→ **WHAT IS EXPECTED**: Where a line in the listing contains the string "Atletismo", copy that line out.

[Some records]

+---+

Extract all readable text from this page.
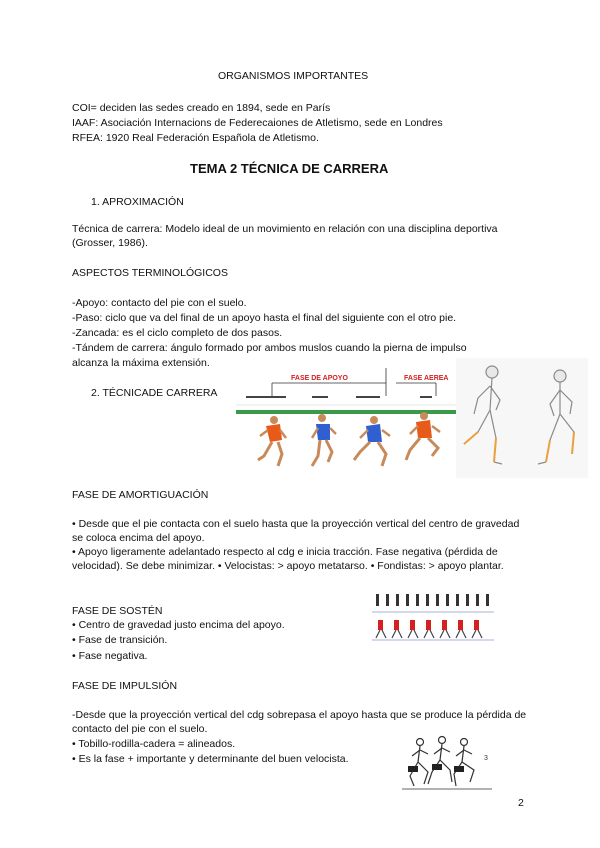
ORGANISMOS IMPORTANTES
COI= deciden las sedes creado en 1894, sede en París
IAAF: Asociación Internacions de Federecaiones de Atletismo, sede en Londres
RFEA: 1920 Real Federación Española de Atletismo.
TEMA 2 TÉCNICA DE CARRERA
1. APROXIMACIÓN
Técnica de carrera: Modelo ideal de un movimiento en relación con una disciplina deportiva (Grosser, 1986).
ASPECTOS TERMINOLÓGICOS
-Apoyo: contacto del pie con el suelo.
-Paso: ciclo que va del final de un apoyo hasta el final del siguiente con el otro pie.
-Zancada: es el ciclo completo de dos pasos.
-Tándem de carrera: ángulo formado por ambos muslos cuando la pierna de impulso
alcanza la máxima extensión.
2. TÉCNICADE CARRERA
FASE DE APOYO	FASE AEREA
FASE DE AMORTIGUACIÓN
• Desde que el pie contacta con el suelo hasta que la proyección vertical del centro de gravedad se coloca encima del apoyo.
• Apoyo ligeramente adelantado respecto al cdg e inicia tracción. Fase negativa (pérdida de velocidad). Se debe minimizar. • Velocistas: > apoyo metatarso. • Fondistas: > apoyo plantar.
FASE DE SOSTÉN
• Centro de gravedad justo encima del apoyo.
• Fase de transición.
• Fase negativa.
FASE DE IMPULSIÓN
-Desde que la proyección vertical del cdg sobrepasa el apoyo hasta que se produce la pérdida de contacto del pie con el suelo.
• Tobillo-rodilla-cadera = alineados.
• Es la fase + importante y determinante del buen velocista.	3
2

+---+

→ **WRITTEN SOLUTION**:
IAAF: Asociación Internacions de Federecaiones de Atletismo, sede en Londres
RFEA: 1920 Real Federación Española de Atletismo.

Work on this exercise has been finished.